Write out all the data again, exactly as it stands.

Lines of data

"""

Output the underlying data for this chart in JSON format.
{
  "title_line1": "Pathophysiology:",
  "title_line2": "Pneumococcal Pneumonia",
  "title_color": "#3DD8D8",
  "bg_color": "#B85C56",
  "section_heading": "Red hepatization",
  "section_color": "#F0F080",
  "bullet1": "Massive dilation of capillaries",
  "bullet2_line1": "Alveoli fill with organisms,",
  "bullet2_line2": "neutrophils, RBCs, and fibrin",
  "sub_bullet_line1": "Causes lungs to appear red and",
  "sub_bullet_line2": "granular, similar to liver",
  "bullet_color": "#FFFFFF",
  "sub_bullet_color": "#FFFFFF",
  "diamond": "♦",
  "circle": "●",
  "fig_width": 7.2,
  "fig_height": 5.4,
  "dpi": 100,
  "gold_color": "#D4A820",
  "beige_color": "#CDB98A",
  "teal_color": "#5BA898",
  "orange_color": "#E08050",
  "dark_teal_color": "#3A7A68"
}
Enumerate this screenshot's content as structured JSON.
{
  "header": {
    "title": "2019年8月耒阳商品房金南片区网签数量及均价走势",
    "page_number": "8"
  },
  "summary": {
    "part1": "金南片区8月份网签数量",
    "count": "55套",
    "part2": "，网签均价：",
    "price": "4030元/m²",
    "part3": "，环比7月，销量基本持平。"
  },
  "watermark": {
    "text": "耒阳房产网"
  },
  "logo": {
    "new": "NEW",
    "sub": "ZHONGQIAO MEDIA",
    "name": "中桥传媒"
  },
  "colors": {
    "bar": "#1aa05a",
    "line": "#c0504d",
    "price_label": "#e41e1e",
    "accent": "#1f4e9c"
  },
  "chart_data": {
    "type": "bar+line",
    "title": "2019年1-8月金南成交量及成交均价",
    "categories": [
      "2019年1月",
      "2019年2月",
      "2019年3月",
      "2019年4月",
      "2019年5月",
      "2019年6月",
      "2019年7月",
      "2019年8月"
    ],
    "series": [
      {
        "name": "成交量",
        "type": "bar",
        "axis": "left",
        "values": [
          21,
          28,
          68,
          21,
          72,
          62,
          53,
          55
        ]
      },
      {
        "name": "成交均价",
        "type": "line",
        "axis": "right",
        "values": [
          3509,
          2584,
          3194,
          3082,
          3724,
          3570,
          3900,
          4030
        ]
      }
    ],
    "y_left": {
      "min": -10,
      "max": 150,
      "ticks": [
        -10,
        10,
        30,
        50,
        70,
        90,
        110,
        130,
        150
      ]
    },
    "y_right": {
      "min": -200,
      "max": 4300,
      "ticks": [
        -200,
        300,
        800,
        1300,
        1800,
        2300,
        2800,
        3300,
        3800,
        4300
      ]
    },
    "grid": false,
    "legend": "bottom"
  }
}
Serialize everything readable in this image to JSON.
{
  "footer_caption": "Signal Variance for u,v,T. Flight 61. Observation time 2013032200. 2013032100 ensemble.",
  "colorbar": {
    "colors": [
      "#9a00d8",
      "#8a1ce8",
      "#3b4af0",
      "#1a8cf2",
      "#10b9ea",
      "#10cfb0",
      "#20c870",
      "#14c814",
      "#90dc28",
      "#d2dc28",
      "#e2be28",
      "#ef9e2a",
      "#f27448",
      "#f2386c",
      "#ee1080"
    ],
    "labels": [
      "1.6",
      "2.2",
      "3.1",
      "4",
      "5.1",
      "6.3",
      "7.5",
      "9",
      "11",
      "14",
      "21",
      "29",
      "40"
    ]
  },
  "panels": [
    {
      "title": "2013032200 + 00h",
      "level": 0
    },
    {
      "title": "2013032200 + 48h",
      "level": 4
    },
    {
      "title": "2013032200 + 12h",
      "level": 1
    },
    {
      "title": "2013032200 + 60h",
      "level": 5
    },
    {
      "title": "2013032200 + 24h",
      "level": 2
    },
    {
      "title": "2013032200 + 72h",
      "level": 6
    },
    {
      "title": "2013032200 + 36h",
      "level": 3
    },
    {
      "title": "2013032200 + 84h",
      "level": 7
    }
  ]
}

"""

> **The solution**:
Output the underlying data for this chart in JSON format.
{
  "title_line1": "Pathophysiology:",
  "title_line2": "Pneumococcal Pneumonia",
  "title_color": "#3DD8D8",
  "bg_color": "#B85C56",
  "section_heading": "Red hepatization",
  "section_color": "#F0F080",
  "bullet1": "Massive dilation of capillaries",
  "bullet2_line1": "Alveoli fill with organisms,",
  "bullet2_line2": "neutrophils, RBCs, and fibrin",
  "sub_bullet_line1": "Causes lungs to appear red and",
  "sub_bullet_line2": "granular, similar to liver",
  "bullet_color": "#FFFFFF",
  "sub_bullet_color": "#FFFFFF",
  "diamond": "♦",
  "circle": "●",
  "fig_width": 7.2,
  "fig_height": 5.4,
  "dpi": 100,
  "gold_color": "#D4A820",
  "beige_color": "#CDB98A",
  "teal_color": "#5BA898",
  "orange_color": "#E08050",
  "dark_teal_color": "#3A7A68"
}
Enumerate this screenshot's content as structured JSON.
{
  "header": {
    "title": "2019年8月耒阳商品房金南片区网签数量及均价走势",
    "page_number": "8"
  },
  "summary": {
    "part1": "金南片区8月份网签数量",
    "count": "55套",
    "part2": "，网签均价：",
    "price": "4030元/m²",
    "part3": "，环比7月，销量基本持平。"
  },
  "watermark": {
    "text": "耒阳房产网"
  },
  "logo": {
    "new": "NEW",
    "sub": "ZHONGQIAO MEDIA",
    "name": "中桥传媒"
  },
  "colors": {
    "bar": "#1aa05a",
    "line": "#c0504d",
    "price_label": "#e41e1e",
    "accent": "#1f4e9c"
  },
  "chart_data": {
    "type": "bar+line",
    "title": "2019年1-8月金南成交量及成交均价",
    "categories": [
      "2019年1月",
      "2019年2月",
      "2019年3月",
      "2019年4月",
      "2019年5月",
      "2019年6月",
      "2019年7月",
      "2019年8月"
    ],
    "series": [
      {
        "name": "成交量",
        "type": "bar",
        "axis": "left",
        "values": [
          21,
          28,
          68,
          21,
          72,
          62,
          53,
          55
        ]
      },
      {
        "name": "成交均价",
        "type": "line",
        "axis": "right",
        "values": [
          3509,
          2584,
          3194,
          3082,
          3724,
          3570,
          3900,
          4030
        ]
      }
    ],
    "y_left": {
      "min": -10,
      "max": 150,
      "ticks": [
        -10,
        10,
        30,
        50,
        70,
        90,
        110,
        130,
        150
      ]
    },
    "y_right": {
      "min": -200,
      "max": 4300,
      "ticks": [
        -200,
        300,
        800,
        1300,
        1800,
        2300,
        2800,
        3300,
        3800,
        4300
      ]
    },
    "grid": false,
    "legend": "bottom"
  }
}
Serialize everything readable in this image to JSON.
{
  "footer_caption": "Signal Variance for u,v,T. Flight 61. Observation time 2013032200. 2013032100 ensemble.",
  "colorbar": {
    "colors": [
      "#9a00d8",
      "#8a1ce8",
      "#3b4af0",
      "#1a8cf2",
      "#10b9ea",
      "#10cfb0",
      "#20c870",
      "#14c814",
      "#90dc28",
      "#d2dc28",
      "#e2be28",
      "#ef9e2a",
      "#f27448",
      "#f2386c",
      "#ee1080"
    ],
    "labels": [
      "1.6",
      "2.2",
      "3.1",
      "4",
      "5.1",
      "6.3",
      "7.5",
      "9",
      "11",
      "14",
      "21",
      "29",
      "40"
    ]
  },
  "panels": [
    {
      "title": "2013032200 + 00h",
      "level": 0
    },
    {
      "title": "2013032200 + 48h",
      "level": 4
    },
    {
      "title": "2013032200 + 12h",
      "level": 1
    },
    {
      "title": "2013032200 + 60h",
      "level": 5
    },
    {
      "title": "2013032200 + 24h",
      "level": 2
    },
    {
      "title": "2013032200 + 72h",
      "level": 6
    },
    {
      "title": "2013032200 + 36h",
      "level": 3
    },
    {
      "title": "2013032200 + 84h",
      "level": 7
    }
  ]
}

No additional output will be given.